- [What you are asked to do]: Copy out the lines that have "Number" in them.

Stored records
———

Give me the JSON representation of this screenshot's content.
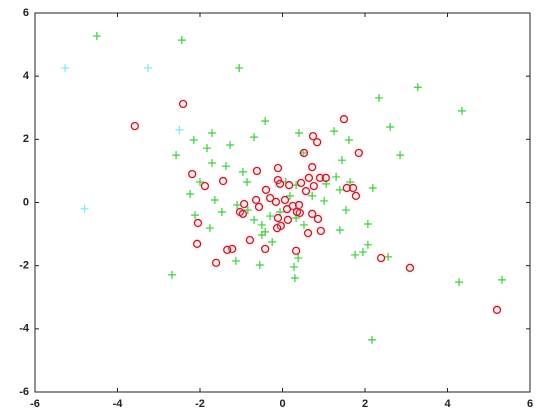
{
  "chart_data": {
    "type": "scatter",
    "xlim": [
      -6,
      6
    ],
    "ylim": [
      -6,
      6
    ],
    "xticks": [
      -6,
      -4,
      -2,
      0,
      2,
      4,
      6
    ],
    "yticks": [
      -6,
      -4,
      -2,
      0,
      2,
      4,
      6
    ],
    "series": [
      {
        "marker": "plus",
        "color": "#3ccf3c",
        "x": [
          -4.5,
          -2.44,
          -1.05,
          2.34,
          3.28,
          4.35,
          2.61,
          -0.42,
          0.4,
          -2.58,
          -2.15,
          -1.71,
          -1.83,
          -1.27,
          -0.69,
          1.25,
          1.61,
          0.5,
          1.44,
          2.85,
          -1.37,
          -1.71,
          -0.96,
          -0.86,
          -2.0,
          -2.24,
          -1.64,
          -2.12,
          -1.76,
          -1.47,
          -1.1,
          -0.84,
          -0.69,
          -0.5,
          -0.5,
          -0.25,
          -0.42,
          -0.55,
          -1.13,
          -0.3,
          -0.06,
          0.33,
          0.52,
          0.38,
          0.28,
          0.3,
          0.18,
          0.33,
          0.72,
          1.01,
          0.08,
          1.06,
          1.64,
          1.39,
          1.54,
          1.39,
          2.07,
          2.19,
          2.07,
          1.76,
          1.95,
          2.56,
          2.17,
          4.28,
          5.32,
          -2.68,
          1.3
        ],
        "values": [
          5.27,
          5.14,
          4.26,
          3.31,
          3.65,
          2.9,
          2.39,
          2.58,
          2.2,
          1.5,
          1.98,
          2.2,
          1.72,
          1.82,
          2.07,
          2.26,
          1.98,
          1.57,
          1.34,
          1.5,
          1.15,
          1.25,
          0.97,
          0.65,
          0.65,
          0.27,
          0.08,
          -0.4,
          -0.81,
          -0.3,
          -0.08,
          -0.24,
          -0.55,
          -0.71,
          -1.03,
          -1.25,
          -0.93,
          -1.98,
          -1.85,
          -0.43,
          -0.3,
          -0.49,
          -0.71,
          -1.76,
          -2.04,
          -2.39,
          0.21,
          0.55,
          0.21,
          0.05,
          0.65,
          0.59,
          0.65,
          0.4,
          -0.24,
          -0.87,
          -0.68,
          0.46,
          -1.34,
          -1.66,
          -1.57,
          -1.72,
          -4.35,
          -2.52,
          -2.45,
          -2.29,
          0.81
        ]
      },
      {
        "marker": "circle",
        "color": "#b02020",
        "x": [
          -2.41,
          -3.58,
          1.49,
          0.74,
          0.84,
          0.52,
          1.85,
          0.72,
          -0.62,
          -0.11,
          -2.19,
          -1.44,
          -1.88,
          -0.11,
          0.16,
          -0.4,
          -0.3,
          -0.16,
          0.06,
          -0.64,
          -0.57,
          -0.93,
          -1.03,
          0.45,
          0.57,
          0.76,
          0.91,
          1.05,
          0.64,
          0.25,
          0.4,
          0.42,
          0.35,
          0.11,
          0.13,
          -0.04,
          -0.13,
          0.72,
          0.86,
          0.93,
          0.62,
          0.33,
          -0.96,
          -0.79,
          -1.22,
          -1.34,
          -2.05,
          -2.07,
          -1.61,
          -0.42,
          -0.11,
          1.56,
          1.71,
          2.39,
          3.09,
          5.2,
          -0.06,
          1.78
        ],
        "values": [
          3.12,
          2.42,
          2.64,
          2.1,
          1.91,
          1.57,
          1.57,
          1.12,
          1.0,
          1.09,
          0.9,
          0.68,
          0.52,
          0.71,
          0.55,
          0.4,
          0.14,
          0.02,
          0.08,
          0.08,
          -0.14,
          -0.05,
          -0.3,
          0.62,
          0.36,
          0.52,
          0.78,
          0.78,
          0.78,
          -0.11,
          -0.08,
          -0.33,
          -0.3,
          -0.21,
          -0.55,
          -0.74,
          -0.81,
          -0.36,
          -0.52,
          -0.9,
          -0.97,
          -1.53,
          -0.36,
          -1.19,
          -1.47,
          -1.5,
          -0.65,
          -1.31,
          -1.91,
          -1.47,
          -0.49,
          0.46,
          0.46,
          -1.76,
          -2.07,
          -3.4,
          0.59,
          0.21
        ]
      },
      {
        "marker": "plus",
        "color": "#7fe8f0",
        "x": [
          -5.27,
          -3.26,
          -2.5,
          -4.8
        ],
        "values": [
          4.26,
          4.26,
          2.3,
          -0.2
        ]
      }
    ]
  }
}
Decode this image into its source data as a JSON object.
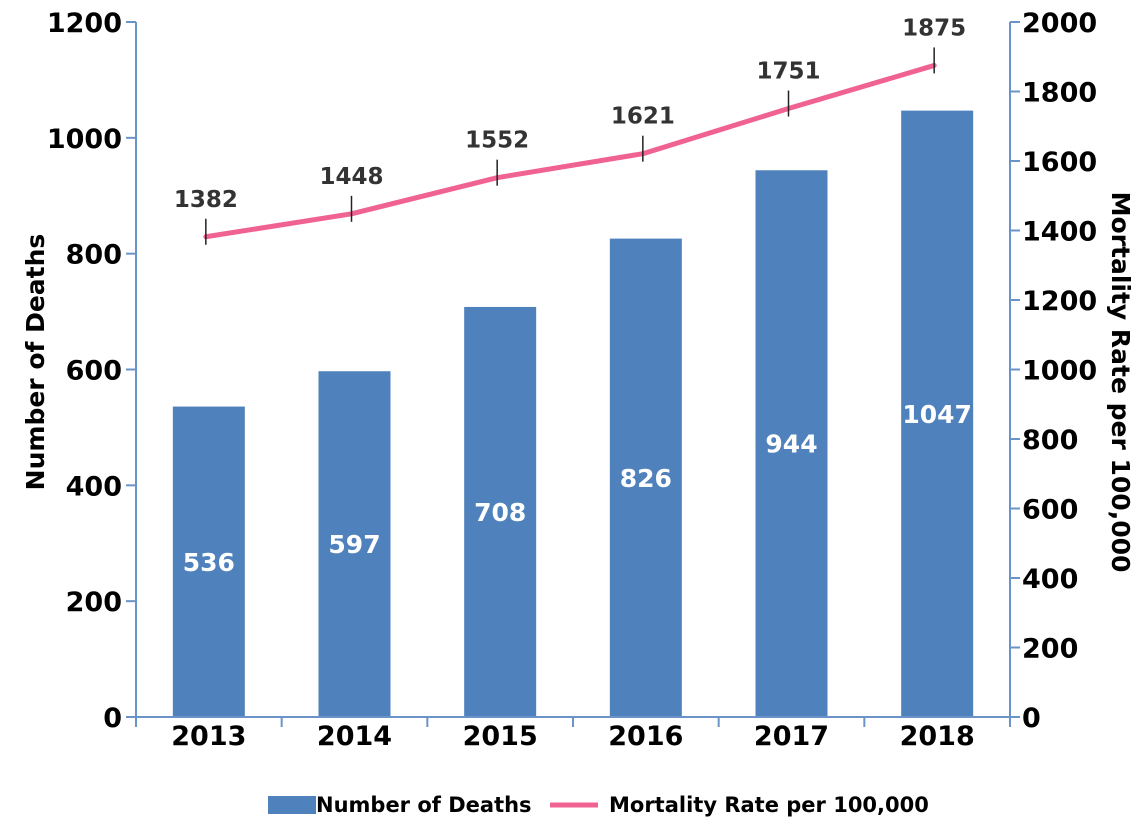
{
  "chart_data": {
    "type": "bar",
    "categories": [
      "2013",
      "2014",
      "2015",
      "2016",
      "2017",
      "2018"
    ],
    "series": [
      {
        "name": "Number of Deaths",
        "type": "bar",
        "axis": "left",
        "values": [
          536,
          597,
          708,
          826,
          944,
          1047
        ],
        "color": "#4f81bd"
      },
      {
        "name": "Mortality Rate per 100,000",
        "type": "line",
        "axis": "right",
        "values": [
          1382,
          1448,
          1552,
          1621,
          1751,
          1875
        ],
        "color": "#f06292"
      }
    ],
    "ylabel": "Number of Deaths",
    "ylim": [
      0,
      1200
    ],
    "y_ticks": [
      "0",
      "200",
      "400",
      "600",
      "800",
      "1000",
      "1200"
    ],
    "y2label": "Mortality Rate per 100,000",
    "y2lim": [
      0,
      2000
    ],
    "y2_ticks": [
      "0",
      "200",
      "400",
      "600",
      "800",
      "1000",
      "1200",
      "1400",
      "1600",
      "1800",
      "2000"
    ],
    "grid": false,
    "legend_position": "bottom",
    "axis_color": "#6a93c8"
  }
}
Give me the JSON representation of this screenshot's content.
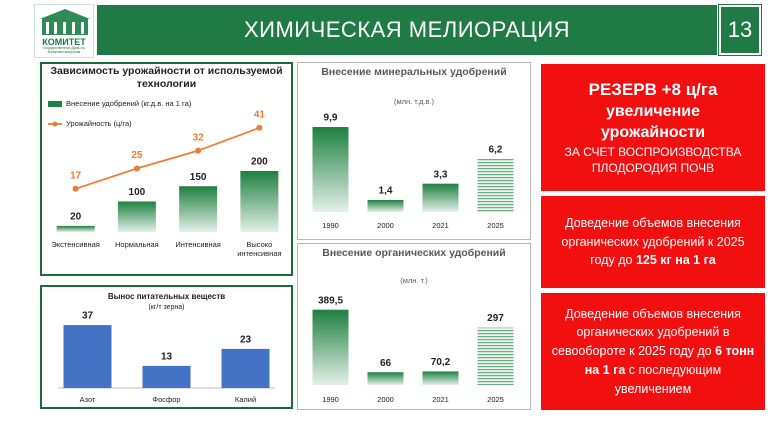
{
  "header": {
    "logo": {
      "title": "КОМИТЕТ",
      "subtitle": "Государственной Думы по аграрным вопросам"
    },
    "title": "ХИМИЧЕСКАЯ МЕЛИОРАЦИЯ",
    "page": 13
  },
  "chart_data": [
    {
      "type": "bar",
      "title": "Зависимость урожайности от используемой технологии",
      "categories": [
        "Экстенсивная",
        "Нормальная",
        "Интенсивная",
        "Высоко интенсивная"
      ],
      "series": [
        {
          "name": "Внесение удобрений (кг.д.в. на 1 га)",
          "color": "#1e8040",
          "values": [
            20,
            100,
            150,
            200
          ]
        },
        {
          "name": "Урожайность (ц/га)",
          "color": "#ed7d31",
          "type": "line",
          "axis": "y2",
          "values": [
            17,
            25,
            32,
            41
          ]
        }
      ],
      "ylim": [
        0,
        400
      ],
      "y2lim": [
        0,
        48
      ],
      "legend": "top-left"
    },
    {
      "type": "bar",
      "title": "Внесение минеральных удобрений",
      "subtitle": "(млн. т.д.в.)",
      "categories": [
        "1990",
        "2000",
        "2021",
        "2025"
      ],
      "values": [
        9.9,
        1.4,
        3.3,
        6.2
      ],
      "value_labels": [
        "9,9",
        "1,4",
        "3,3",
        "6,2"
      ],
      "color": "#1e8040",
      "hatched": [
        false,
        false,
        false,
        true
      ],
      "ylim": [
        0,
        12
      ]
    },
    {
      "type": "bar",
      "title": "Внесение органических удобрений",
      "subtitle": "(млн. т.)",
      "categories": [
        "1990",
        "2000",
        "2021",
        "2025"
      ],
      "values": [
        389.5,
        66,
        70.2,
        297
      ],
      "value_labels": [
        "389,5",
        "66",
        "70,2",
        "297"
      ],
      "color": "#1e8040",
      "hatched": [
        false,
        false,
        false,
        true
      ],
      "ylim": [
        0,
        450
      ]
    },
    {
      "type": "bar",
      "title": "Вынос питательных веществ",
      "subtitle": "(кг/т зерна)",
      "categories": [
        "Азот",
        "Фосфор",
        "Калий"
      ],
      "values": [
        37,
        13,
        23
      ],
      "color": "#4472c4",
      "ylim": [
        0,
        40
      ]
    }
  ],
  "panels": [
    {
      "heading": "РЕЗЕРВ +8 ц/га",
      "emphasis": "увеличение урожайности",
      "text": "ЗА СЧЕТ ВОСПРОИЗВОДСТВА ПЛОДОРОДИЯ ПОЧВ"
    },
    {
      "text": "Доведение объемов внесения органических удобрений к 2025 году до",
      "emphasis": "125 кг на 1 га"
    },
    {
      "text": "Доведение объемов внесения органических удобрений в севообороте к 2025 году до",
      "emphasis": "6 тонн на 1 га",
      "tail": "с последующим увеличением"
    }
  ]
}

———

- [Solution to this task]:
        "name": "Number of Deaths",
    "ylabel": "Number of Deaths",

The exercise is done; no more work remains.